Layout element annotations
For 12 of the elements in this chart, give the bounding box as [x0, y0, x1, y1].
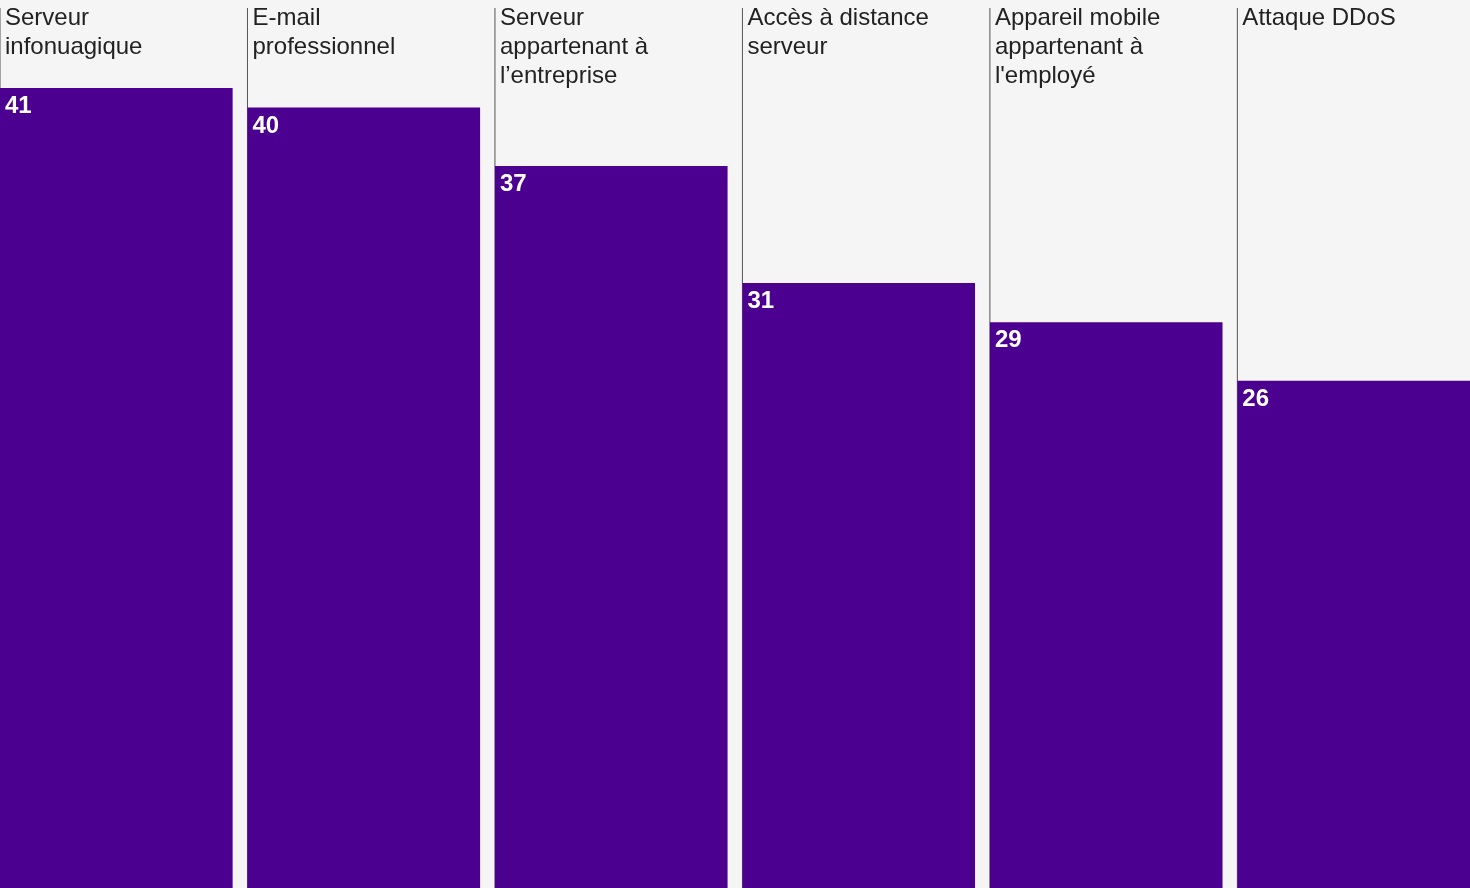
x-tick-label: Appareil mobile appartenant à l'employé [994, 3, 1161, 88]
x-tick-label: Attaque DDoS [1242, 3, 1396, 30]
data-label: 40 [252, 110, 280, 138]
x-tick-label: Serveur appartenant à l’entreprise [499, 3, 649, 88]
data-label: 31 [747, 286, 775, 314]
data-label: 41 [5, 91, 32, 118]
x-tick-label: E-mail professionnel [252, 3, 396, 59]
x-tick-label: Serveur infonuagique [5, 3, 143, 59]
data-label: 37 [499, 169, 527, 197]
x-tick-label: Accès à distance serveur [747, 3, 929, 59]
data-label: 26 [1242, 383, 1270, 411]
data-label: 29 [994, 325, 1022, 353]
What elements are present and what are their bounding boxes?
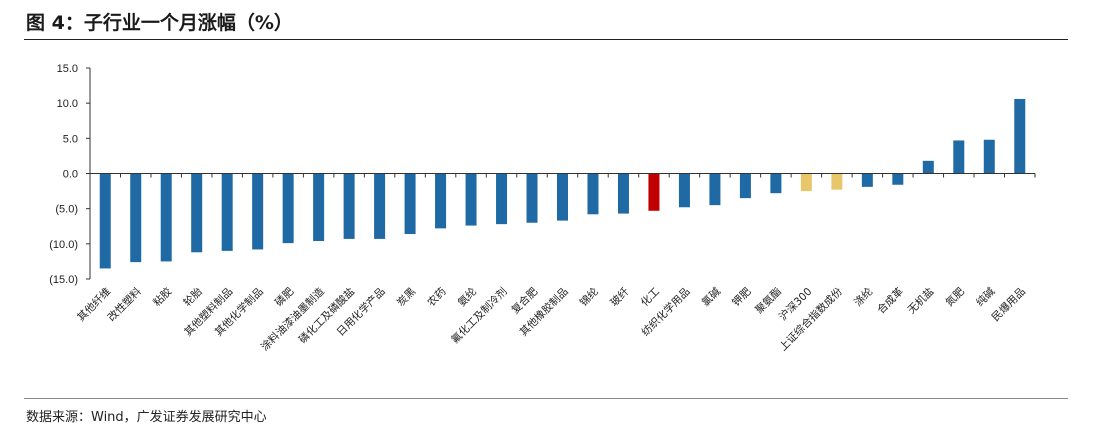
bar	[435, 173, 447, 229]
bar	[160, 173, 172, 262]
category-label: 锦纶	[577, 285, 601, 309]
category-label: 炭黑	[395, 286, 418, 309]
category-label: 民爆用品	[989, 285, 1028, 324]
bar	[953, 140, 965, 174]
category-label: 农药	[425, 285, 449, 309]
category-label: 玻纤	[608, 285, 632, 309]
source-note: 数据来源：Wind，广发证券发展研究中心	[26, 410, 267, 425]
bar	[557, 173, 568, 221]
bar	[983, 139, 995, 174]
bar	[1014, 98, 1026, 174]
category-label: 轮胎	[181, 285, 205, 309]
category-label: 改性塑料	[105, 285, 144, 324]
bar	[374, 173, 386, 239]
y-tick-label: 15.0	[57, 63, 78, 75]
bar	[739, 173, 751, 199]
bar	[709, 173, 721, 206]
bar-chart: 15.0 10.0 5.0 0.0 (5.0) (10.0) (15.0) 其他纤维改性塑料…	[49, 63, 1036, 354]
figure-title: 图 4：子行业一个月涨幅（%）	[26, 12, 293, 34]
bars	[99, 98, 1026, 269]
bar	[252, 173, 264, 250]
x-axis	[89, 173, 1036, 178]
bar	[343, 173, 355, 239]
source-rule	[24, 398, 1068, 399]
bar	[800, 173, 812, 192]
bar	[617, 173, 629, 214]
bar	[648, 173, 660, 211]
bar	[282, 173, 294, 244]
y-axis: 15.0 10.0 5.0 0.0 (5.0) (10.0) (15.0)	[49, 63, 91, 286]
category-label: 化工	[638, 285, 662, 309]
bar	[221, 173, 233, 251]
bar	[922, 160, 934, 174]
category-label: 钾肥	[729, 285, 753, 309]
category-label: 粘胶	[150, 285, 174, 309]
bar	[99, 173, 111, 269]
bar	[526, 173, 538, 223]
category-label: 氯碱	[699, 285, 723, 309]
bar	[770, 173, 782, 194]
category-label: 无机盐	[905, 285, 936, 316]
bar	[861, 173, 873, 187]
bar	[678, 173, 690, 208]
bar	[130, 173, 142, 263]
bar	[496, 173, 508, 225]
category-label: 涤纶	[851, 285, 875, 309]
bar	[831, 173, 843, 190]
y-tick-label: (15.0)	[49, 274, 78, 286]
category-label: 磷肥	[272, 285, 296, 309]
bar	[892, 173, 904, 185]
y-tick-label: (10.0)	[49, 239, 78, 251]
bar	[191, 173, 203, 253]
bar	[465, 173, 477, 226]
category-label: 氮肥	[943, 285, 967, 309]
y-tick-label: 10.0	[57, 98, 78, 110]
bar	[587, 173, 599, 215]
y-tick-label: (5.0)	[55, 204, 78, 216]
category-label: 合成革	[874, 285, 905, 316]
bar	[404, 173, 416, 234]
title-rule	[24, 39, 1068, 40]
category-label: 氨纶	[455, 285, 479, 309]
category-label: 纯碱	[973, 285, 997, 309]
bar	[313, 173, 325, 242]
y-tick-label: 0.0	[63, 169, 78, 181]
y-tick-label: 5.0	[63, 133, 78, 145]
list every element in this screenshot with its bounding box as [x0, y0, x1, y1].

• _EXERCISE OBJECTIVE_
Render every line of the rows above as a JSON list of strings, one string per line, skipping blank lines. Omit the picture lines from the list.

• _SOLUTION TO THIS EXERCISE_
[
  "For 12 of the elements in this chart, give the bounding box as [x0, y0, x1, y1].",
  "x-tick-label: Appareil mobile appartenant à l'employé [994, 3, 1161, 88]",
  "x-tick-label: Attaque DDoS [1242, 3, 1396, 30]",
  "data-label: 40 [252, 110, 280, 138]",
  "x-tick-label: Serveur appartenant à l’entreprise [499, 3, 649, 88]",
  "data-label: 31 [747, 286, 775, 314]",
  "data-label: 41 [5, 91, 32, 118]",
  "x-tick-label: E-mail professionnel [252, 3, 396, 59]",
  "x-tick-label: Serveur infonuagique [5, 3, 143, 59]",
  "data-label: 37 [499, 169, 527, 197]",
  "x-tick-label: Accès à distance serveur [747, 3, 929, 59]",
  "data-label: 26 [1242, 383, 1270, 411]",
  "data-label: 29 [994, 325, 1022, 353]",
  "What elements are present and what are their bounding boxes?",
  "bar\t[435, 173, 447, 229]",
  "bar\t[160, 173, 172, 262]",
  "category-label: 锦纶\t[577, 285, 601, 309]",
  "category-label: 炭黑\t[395, 286, 418, 309]",
  "category-label: 民爆用品\t[989, 285, 1028, 324]",
  "bar\t[953, 140, 965, 174]",
  "category-label: 农药\t[425, 285, 449, 309]",
  "category-label: 玻纤\t[608, 285, 632, 309]",
  "source-note: 数据来源：Wind，广发证券发展研究中心\t[26, 410, 267, 425]",
  "bar\t[557, 173, 568, 221]",
  "bar\t[983, 139, 995, 174]",
  "bar\t[1014, 98, 1026, 174]",
  "category-label: 轮胎\t[181, 285, 205, 309]",
  "category-label: 改性塑料\t[105, 285, 144, 324]",
  "bar\t[374, 173, 386, 239]",
  "y-tick-label: 15.0\t[57, 63, 78, 75]",
  "bar\t[739, 173, 751, 199]",
  "bar\t[709, 173, 721, 206]",
  "bar-chart: 15.0 10.0 5.0 0.0 (5.0) (10.0) (15.0) 其他纤维改性塑料…\t[49, 63, 1036, 354]",
  "figure-title: 图 4：子行业一个月涨幅（%）\t[26, 12, 293, 34]",
  "bars\t[99, 98, 1026, 269]",
  "bar\t[252, 173, 264, 250]",
  "x-axis\t[89, 173, 1036, 178]",
  "bar\t[343, 173, 355, 239]",
  "source-rule\t[24, 398, 1068, 399]",
  "bar\t[800, 173, 812, 192]",
  "bar\t[617, 173, 629, 214]",
  "bar\t[648, 173, 660, 211]",
  "bar\t[282, 173, 294, 244]",
  "y-axis: 15.0 10.0 5.0 0.0 (5.0) (10.0) (15.0)\t[49, 63, 91, 286]",
  "category-label: 化工\t[638, 285, 662, 309]",
  "bar\t[221, 173, 233, 251]",
  "bar\t[922, 160, 934, 174]",
  "category-label: 钾肥\t[729, 285, 753, 309]",
  "category-label: 粘胶\t[150, 285, 174, 309]",
  "bar\t[99, 173, 111, 269]",
  "bar\t[526, 173, 538, 223]",
  "category-label: 氯碱\t[699, 285, 723, 309]",
  "bar\t[770, 173, 782, 194]",
  "category-label: 无机盐\t[905, 285, 936, 316]",
  "bar\t[861, 173, 873, 187]",
  "bar\t[678, 173, 690, 208]",
  "bar\t[130, 173, 142, 263]",
  "bar\t[496, 173, 508, 225]",
  "category-label: 涤纶\t[851, 285, 875, 309]",
  "bar\t[831, 173, 843, 190]",
  "y-tick-label: (15.0)\t[49, 274, 78, 286]",
  "category-label: 磷肥\t[272, 285, 296, 309]",
  "bar\t[892, 173, 904, 185]",
  "y-tick-label: (10.0)\t[49, 239, 78, 251]",
  "bar\t[191, 173, 203, 253]",
  "bar\t[465, 173, 477, 226]",
  "category-label: 氮肥\t[943, 285, 967, 309]",
  "y-tick-label: 10.0\t[57, 98, 78, 110]",
  "bar\t[587, 173, 599, 215]",
  "y-tick-label: (5.0)\t[55, 204, 78, 216]",
  "category-label: 合成革\t[874, 285, 905, 316]",
  "bar\t[404, 173, 416, 234]",
  "title-rule\t[24, 39, 1068, 40]",
  "category-label: 氨纶\t[455, 285, 479, 309]",
  "category-label: 纯碱\t[973, 285, 997, 309]",
  "bar\t[313, 173, 325, 242]",
  "y-tick-label: 0.0\t[63, 169, 78, 181]",
  "y-tick-label: 5.0\t[63, 133, 78, 145]",
  "list every element in this screenshot with its bounding box as [x0, y0, x1, y1]."
]